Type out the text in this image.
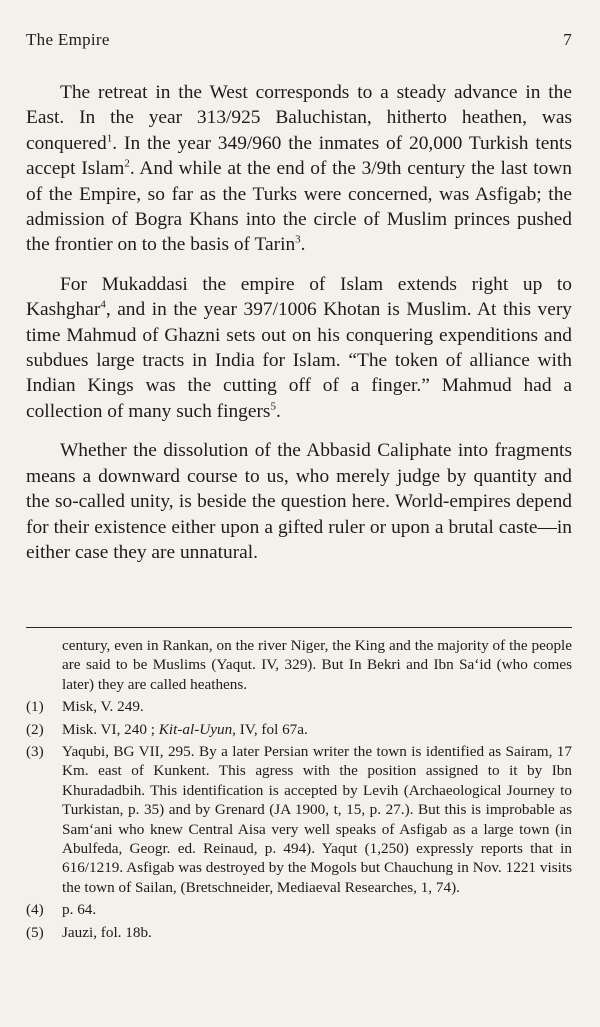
The Empire	7

The retreat in the West corresponds to a steady advance in the East. In the year 313/925 Baluchistan, hitherto heathen, was conquered$^1$. In the year 349/960 the inmates of 20,000 Turkish tents accept Islam$^2$. And while at the end of the 3/9th century the last town of the Empire, so far as the Turks were concerned, was Asfigab; the admission of Bogra Khans into the circle of Muslim princes pushed the frontier on to the basis of Tarin$^3$.

For Mukaddasi the empire of Islam extends right up to Kashghar$^4$, and in the year 397/1006 Khotan is Muslim. At this very time Mahmud of Ghazni sets out on his conquering expenditions and subdues large tracts in India for Islam. “The token of alliance with Indian Kings was the cutting off of a finger.” Mahmud had a collection of many such fingers$^5$.

Whether the dissolution of the Abbasid Caliphate into fragments means a downward course to us, who merely judge by quantity and the so-called unity, is beside the question here. World-empires depend for their existence either upon a gifted ruler or upon a brutal caste—in either case they are unnatural.

century, even in Rankan, on the river Niger, the King and the majority of the people are said to be Muslims (Yaqut. IV, 329). But In Bekri and Ibn Sa‘id (who comes later) they are called heathens.
(1)	Misk, V. 249.
(2)	Misk. VI, 240 ; Kit-al-Uyun, IV, fol 67a.
(3)	Yaqubi, BG VII, 295. By a later Persian writer the town is identified as Sairam, 17 Km. east of Kunkent. This agress with the position assigned to it by Ibn Khuradadbih. This identification is accepted by Levih (Archaeological Journey to Turkistan, p. 35) and by Grenard (JA 1900, t, 15, p. 27.). But this is improbable as Sam‘ani who knew Central Aisa very well speaks of Asfigab as a large town (in Abulfeda, Geogr. ed. Reinaud, p. 494). Yaqut (1,250) expressly reports that in 616/1219. Asfigab was destroyed by the Mogols but Chauchung in Nov. 1221 visits the town of Sailan, (Bretschneider, Mediaeval Researches, 1, 74).
(4)	p. 64.
(5)	Jauzi, fol. 18b.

########################################

■ Challenge: Find the word "century" in the data and show each line that holds it.

■ Worked solution:
The retreat in the West corresponds to a steady advance in the East. In the year 313/925 Baluchistan, hitherto heathen, was conquered$^1$. In the year 349/960 the inmates of 20,000 Turkish tents accept Islam$^2$. And while at the end of the 3/9th century the last town of the Empire, so far as the Turks were concerned, was Asfigab; the admission of Bogra Khans into the circle of Muslim princes pushed the frontier on to the basis of Tarin$^3$.
century, even in Rankan, on the river Niger, the King and the majority of the people are said to be Muslims (Yaqut. IV, 329). But In Bekri and Ibn Sa‘id (who comes later) they are called heathens.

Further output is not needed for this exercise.